Problem description: Scan the listing below and copy every line holding "бегству".

---------- Extracted entries ----------

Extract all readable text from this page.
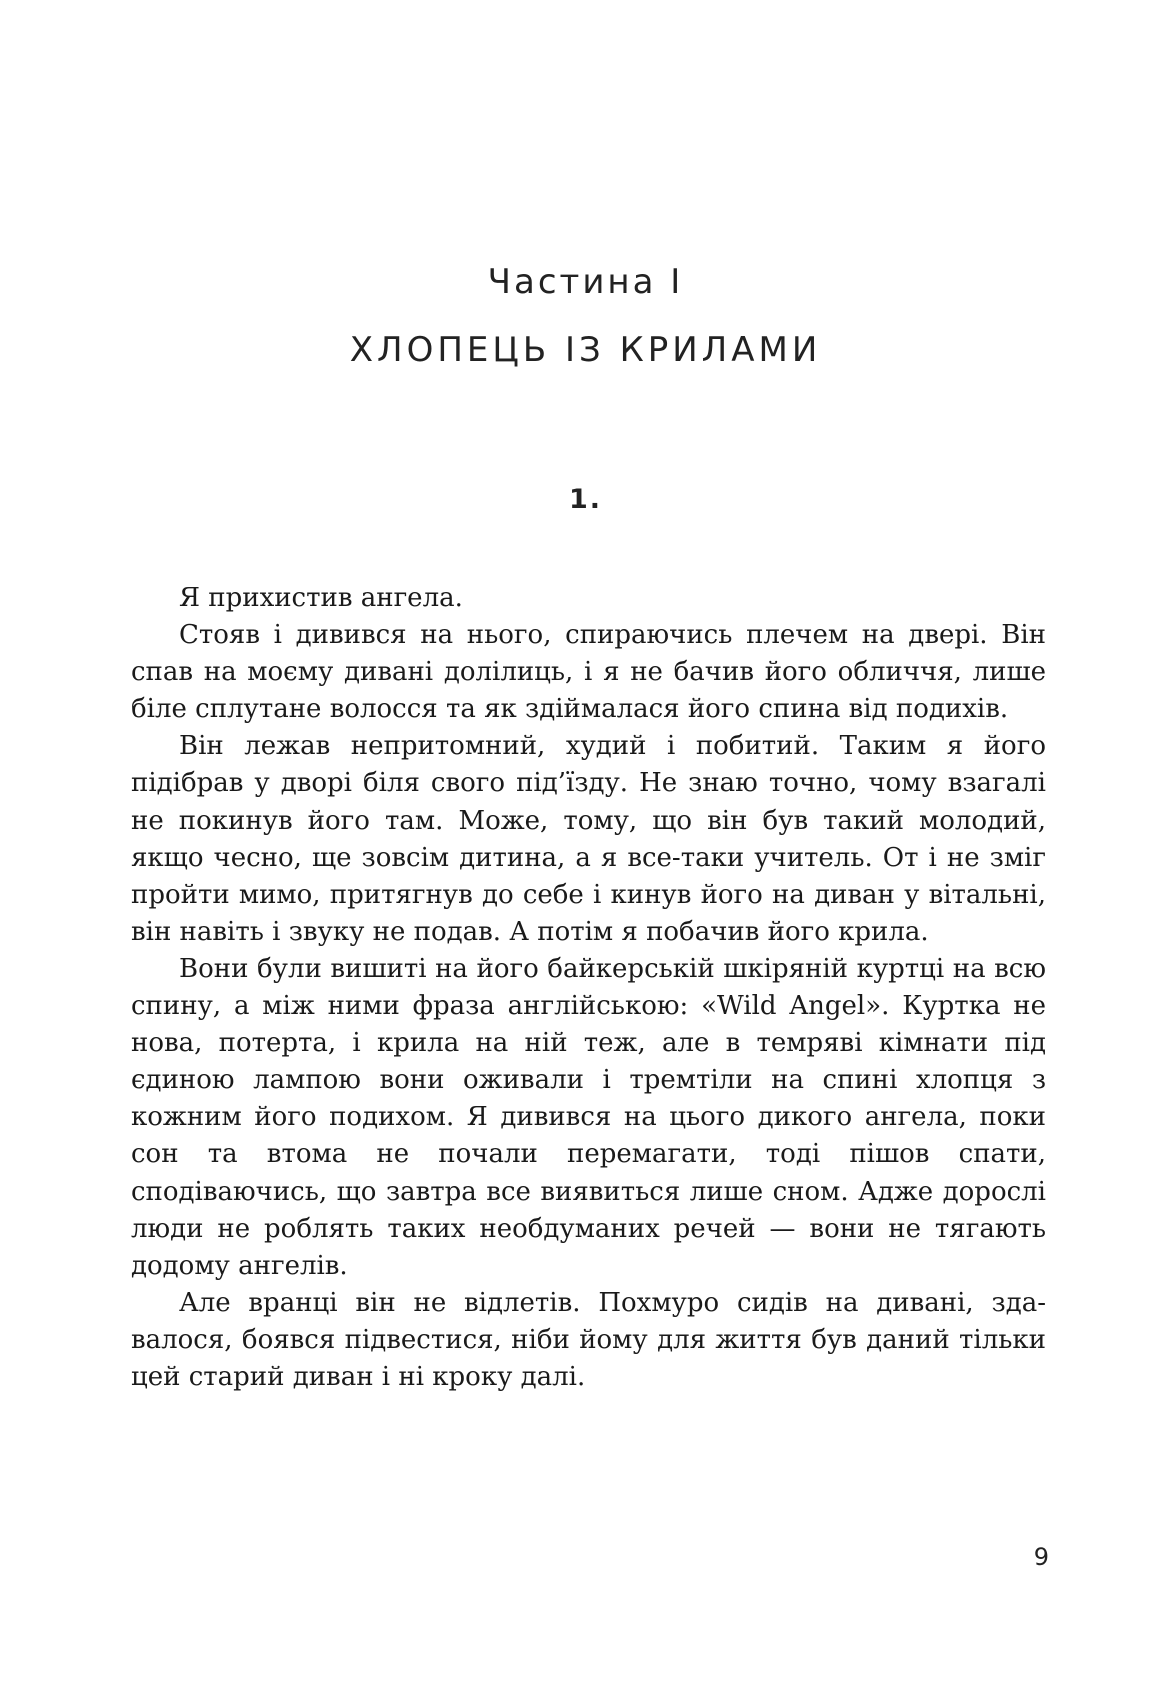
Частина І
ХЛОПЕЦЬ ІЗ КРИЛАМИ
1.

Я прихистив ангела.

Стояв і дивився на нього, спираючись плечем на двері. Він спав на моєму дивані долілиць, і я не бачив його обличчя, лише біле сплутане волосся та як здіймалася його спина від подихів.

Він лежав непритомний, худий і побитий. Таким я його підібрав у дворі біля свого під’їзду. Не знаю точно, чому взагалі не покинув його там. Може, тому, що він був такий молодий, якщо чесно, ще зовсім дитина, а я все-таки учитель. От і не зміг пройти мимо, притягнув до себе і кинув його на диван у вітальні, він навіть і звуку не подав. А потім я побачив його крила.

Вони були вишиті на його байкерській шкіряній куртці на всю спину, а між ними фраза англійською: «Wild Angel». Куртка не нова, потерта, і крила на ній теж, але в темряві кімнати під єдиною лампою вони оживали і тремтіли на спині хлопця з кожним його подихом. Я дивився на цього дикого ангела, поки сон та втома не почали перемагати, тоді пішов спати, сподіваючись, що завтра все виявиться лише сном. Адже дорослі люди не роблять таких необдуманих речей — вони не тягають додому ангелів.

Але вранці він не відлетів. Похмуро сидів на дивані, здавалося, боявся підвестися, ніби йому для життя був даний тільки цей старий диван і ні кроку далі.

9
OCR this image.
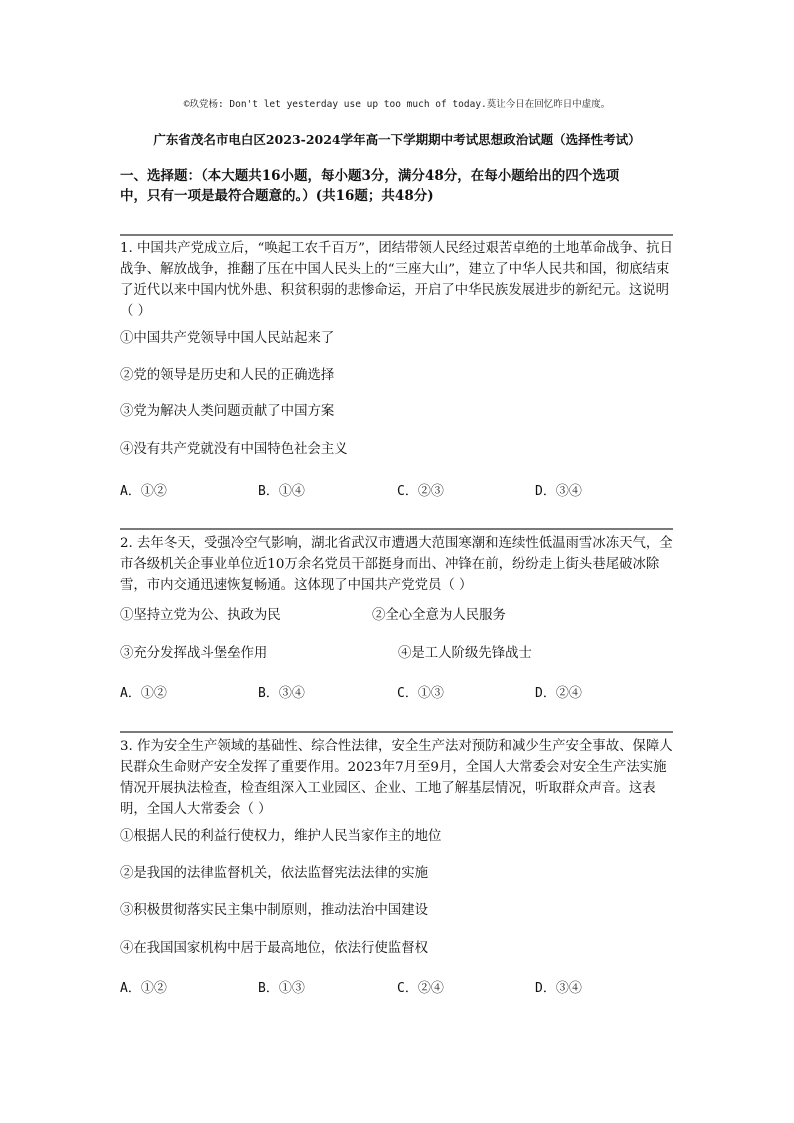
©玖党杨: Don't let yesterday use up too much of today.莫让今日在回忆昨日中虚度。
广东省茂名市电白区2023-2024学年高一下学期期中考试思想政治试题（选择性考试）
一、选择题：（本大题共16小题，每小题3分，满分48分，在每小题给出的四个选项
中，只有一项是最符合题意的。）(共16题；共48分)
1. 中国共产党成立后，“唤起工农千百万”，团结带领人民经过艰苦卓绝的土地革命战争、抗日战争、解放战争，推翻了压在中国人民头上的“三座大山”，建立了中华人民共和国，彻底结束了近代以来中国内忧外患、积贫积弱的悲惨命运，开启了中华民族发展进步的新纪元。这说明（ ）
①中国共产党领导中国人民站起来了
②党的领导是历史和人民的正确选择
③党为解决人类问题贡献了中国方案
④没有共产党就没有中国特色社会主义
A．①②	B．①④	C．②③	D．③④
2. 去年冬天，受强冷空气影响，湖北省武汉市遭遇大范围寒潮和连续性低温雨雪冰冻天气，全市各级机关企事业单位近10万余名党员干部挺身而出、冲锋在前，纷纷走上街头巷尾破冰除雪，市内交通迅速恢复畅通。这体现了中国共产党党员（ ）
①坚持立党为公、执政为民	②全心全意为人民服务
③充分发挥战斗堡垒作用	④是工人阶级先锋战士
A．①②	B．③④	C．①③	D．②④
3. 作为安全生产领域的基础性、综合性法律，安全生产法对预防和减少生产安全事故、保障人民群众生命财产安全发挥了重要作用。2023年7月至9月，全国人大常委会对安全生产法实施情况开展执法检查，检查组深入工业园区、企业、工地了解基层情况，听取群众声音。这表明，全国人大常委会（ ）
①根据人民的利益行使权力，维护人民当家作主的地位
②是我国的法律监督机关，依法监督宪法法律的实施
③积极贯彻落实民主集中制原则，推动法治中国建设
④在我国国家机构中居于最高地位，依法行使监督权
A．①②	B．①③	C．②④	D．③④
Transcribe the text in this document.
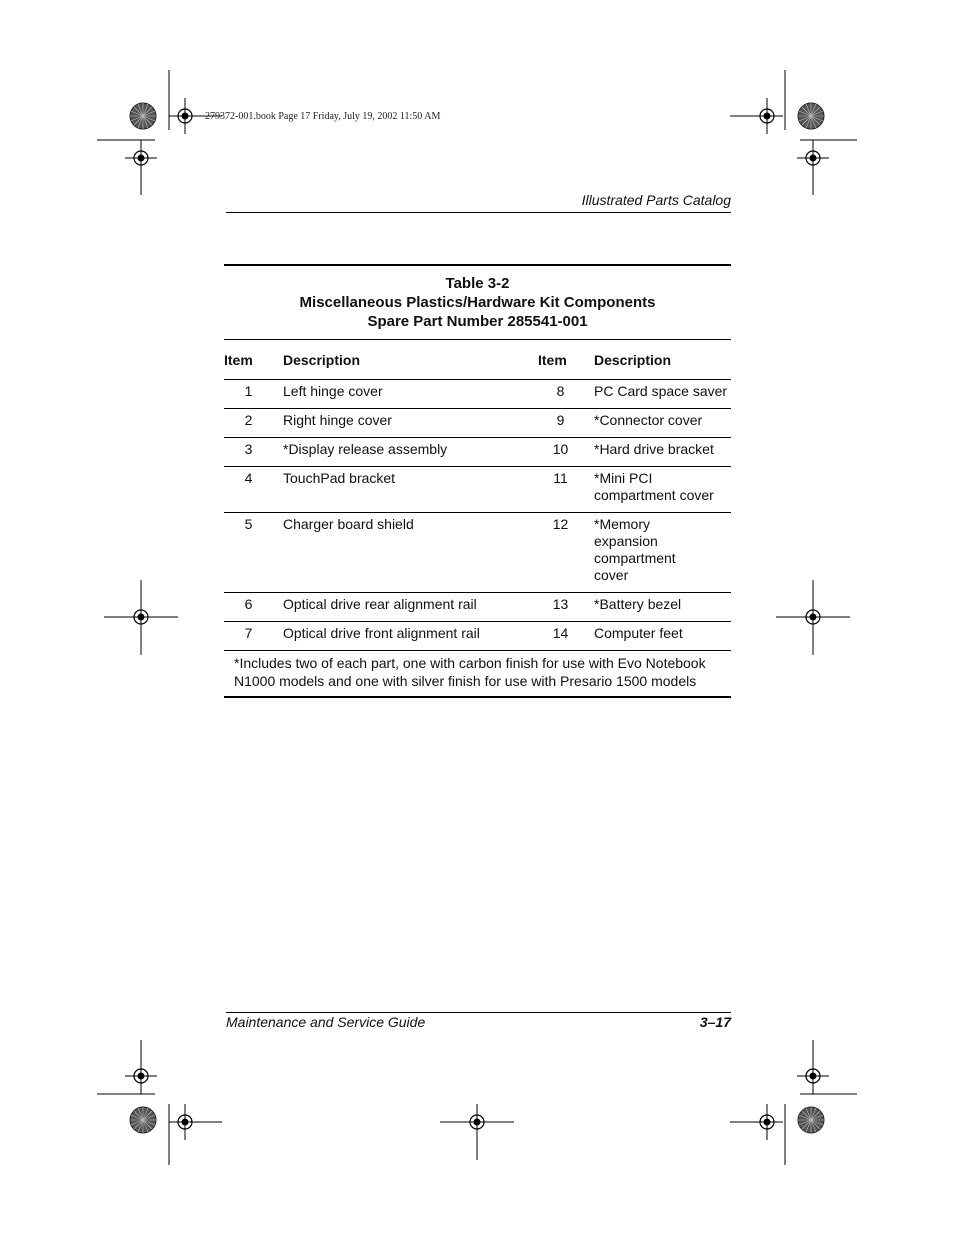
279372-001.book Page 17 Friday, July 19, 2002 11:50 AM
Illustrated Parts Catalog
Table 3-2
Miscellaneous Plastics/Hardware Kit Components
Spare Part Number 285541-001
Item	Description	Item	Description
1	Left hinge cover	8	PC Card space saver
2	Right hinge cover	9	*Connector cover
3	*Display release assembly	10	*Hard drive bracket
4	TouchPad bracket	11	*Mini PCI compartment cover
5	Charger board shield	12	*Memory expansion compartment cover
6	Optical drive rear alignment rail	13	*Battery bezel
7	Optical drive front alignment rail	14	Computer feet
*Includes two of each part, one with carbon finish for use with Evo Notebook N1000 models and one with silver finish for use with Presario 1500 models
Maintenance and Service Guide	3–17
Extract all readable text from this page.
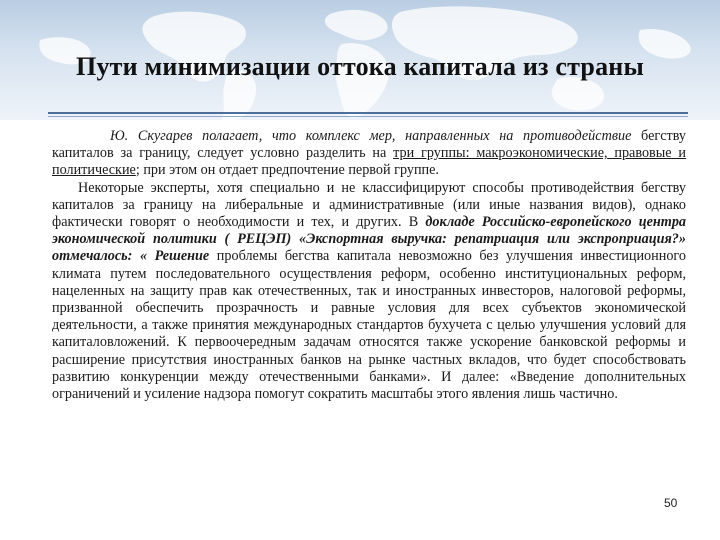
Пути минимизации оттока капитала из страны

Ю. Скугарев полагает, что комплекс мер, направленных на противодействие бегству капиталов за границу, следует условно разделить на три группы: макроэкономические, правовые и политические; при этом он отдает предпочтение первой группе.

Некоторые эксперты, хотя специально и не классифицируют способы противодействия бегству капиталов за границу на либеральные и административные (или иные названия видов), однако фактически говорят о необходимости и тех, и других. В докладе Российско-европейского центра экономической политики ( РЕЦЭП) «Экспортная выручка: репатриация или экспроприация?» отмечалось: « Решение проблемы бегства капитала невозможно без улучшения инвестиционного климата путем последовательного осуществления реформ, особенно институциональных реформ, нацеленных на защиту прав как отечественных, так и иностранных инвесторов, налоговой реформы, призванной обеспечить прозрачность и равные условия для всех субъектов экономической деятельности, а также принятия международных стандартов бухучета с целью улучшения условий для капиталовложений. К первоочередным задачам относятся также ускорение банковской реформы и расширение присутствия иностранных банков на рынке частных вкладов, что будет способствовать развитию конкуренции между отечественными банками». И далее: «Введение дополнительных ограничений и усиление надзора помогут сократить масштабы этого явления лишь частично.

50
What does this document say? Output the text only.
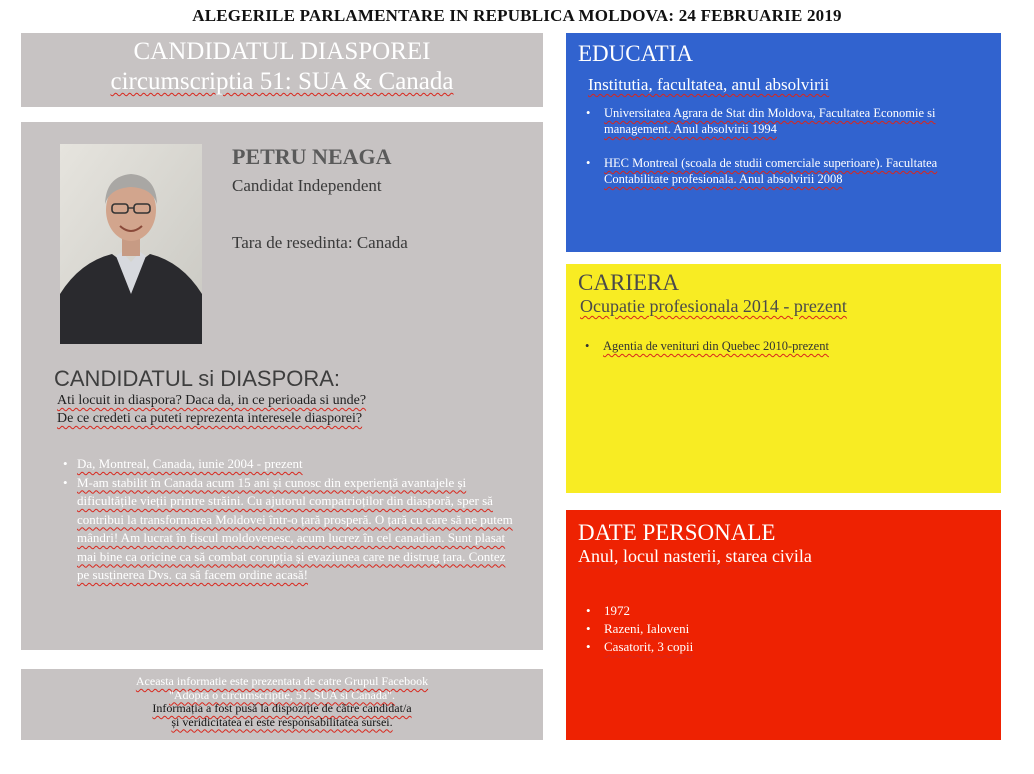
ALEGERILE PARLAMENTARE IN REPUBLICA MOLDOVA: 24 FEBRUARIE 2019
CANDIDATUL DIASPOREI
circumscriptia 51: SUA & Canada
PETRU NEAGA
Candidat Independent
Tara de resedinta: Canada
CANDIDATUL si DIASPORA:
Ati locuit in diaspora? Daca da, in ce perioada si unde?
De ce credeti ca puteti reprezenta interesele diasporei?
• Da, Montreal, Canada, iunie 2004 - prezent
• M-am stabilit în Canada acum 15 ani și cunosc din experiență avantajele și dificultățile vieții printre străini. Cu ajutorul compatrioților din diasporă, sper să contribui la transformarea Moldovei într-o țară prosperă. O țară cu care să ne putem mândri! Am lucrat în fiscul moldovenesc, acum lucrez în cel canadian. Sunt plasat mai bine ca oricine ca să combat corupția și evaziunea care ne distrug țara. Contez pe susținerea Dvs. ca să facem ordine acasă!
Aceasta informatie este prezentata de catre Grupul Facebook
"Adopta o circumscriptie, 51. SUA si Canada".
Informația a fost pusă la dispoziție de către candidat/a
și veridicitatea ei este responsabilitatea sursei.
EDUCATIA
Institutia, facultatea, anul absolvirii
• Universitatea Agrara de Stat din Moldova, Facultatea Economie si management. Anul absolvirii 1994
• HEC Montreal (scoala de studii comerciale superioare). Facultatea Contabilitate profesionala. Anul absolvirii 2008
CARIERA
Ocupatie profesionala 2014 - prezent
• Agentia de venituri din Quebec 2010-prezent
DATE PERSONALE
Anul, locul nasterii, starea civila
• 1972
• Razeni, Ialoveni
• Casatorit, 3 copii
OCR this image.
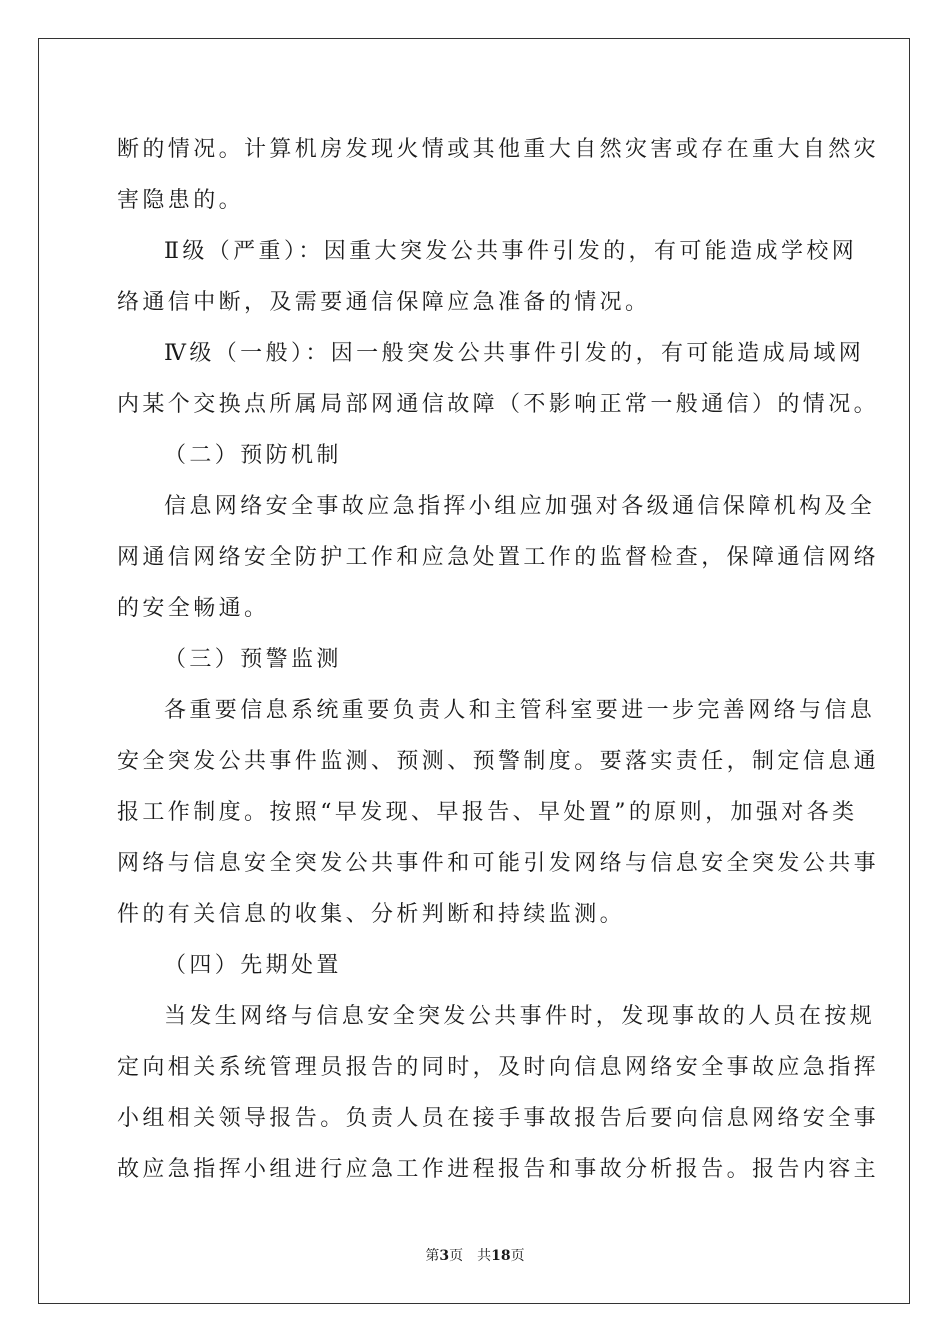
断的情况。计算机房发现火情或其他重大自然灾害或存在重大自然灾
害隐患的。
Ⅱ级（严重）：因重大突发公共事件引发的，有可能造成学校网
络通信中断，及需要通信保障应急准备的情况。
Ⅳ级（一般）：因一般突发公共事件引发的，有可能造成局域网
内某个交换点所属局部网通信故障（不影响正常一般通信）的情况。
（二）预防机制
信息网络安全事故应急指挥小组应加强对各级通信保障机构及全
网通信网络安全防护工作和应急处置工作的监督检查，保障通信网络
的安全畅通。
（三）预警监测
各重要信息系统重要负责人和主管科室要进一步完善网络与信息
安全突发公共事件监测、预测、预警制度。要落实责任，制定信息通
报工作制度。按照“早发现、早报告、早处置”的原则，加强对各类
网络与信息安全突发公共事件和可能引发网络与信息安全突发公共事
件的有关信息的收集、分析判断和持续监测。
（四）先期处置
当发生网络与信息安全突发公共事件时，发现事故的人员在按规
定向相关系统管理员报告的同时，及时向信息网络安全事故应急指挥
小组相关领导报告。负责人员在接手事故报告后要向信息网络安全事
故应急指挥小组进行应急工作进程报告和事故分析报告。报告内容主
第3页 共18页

----------

Final result:
Ю. Скугарев полагает, что комплекс мер, направленных на противодействие бегству капиталов за границу, следует условно разделить на три группы: макроэкономические, правовые и политические; при этом он отдает предпочтение первой группе.
Некоторые эксперты, хотя специально и не классифицируют способы противодействия бегству капиталов за границу на либеральные и административные (или иные названия видов), однако фактически говорят о необходимости и тех, и других. В докладе Российско-европейского центра экономической политики ( РЕЦЭП) «Экспортная выручка: репатриация или экспроприация?» отмечалось: « Решение проблемы бегства капитала невозможно без улучшения инвестиционного климата путем последовательного осуществления реформ, особенно институциональных реформ, нацеленных на защиту прав как отечественных, так и иностранных инвесторов, налоговой реформы, призванной обеспечить прозрачность и равные условия для всех субъектов экономической деятельности, а также принятия международных стандартов бухучета с целью улучшения условий для капиталовложений. К первоочередным задачам относятся также ускорение банковской реформы и расширение присутствия иностранных банков на рынке частных вкладов, что будет способствовать развитию конкуренции между отечественными банками». И далее: «Введение дополнительных ограничений и усиление надзора помогут сократить масштабы этого явления лишь частично.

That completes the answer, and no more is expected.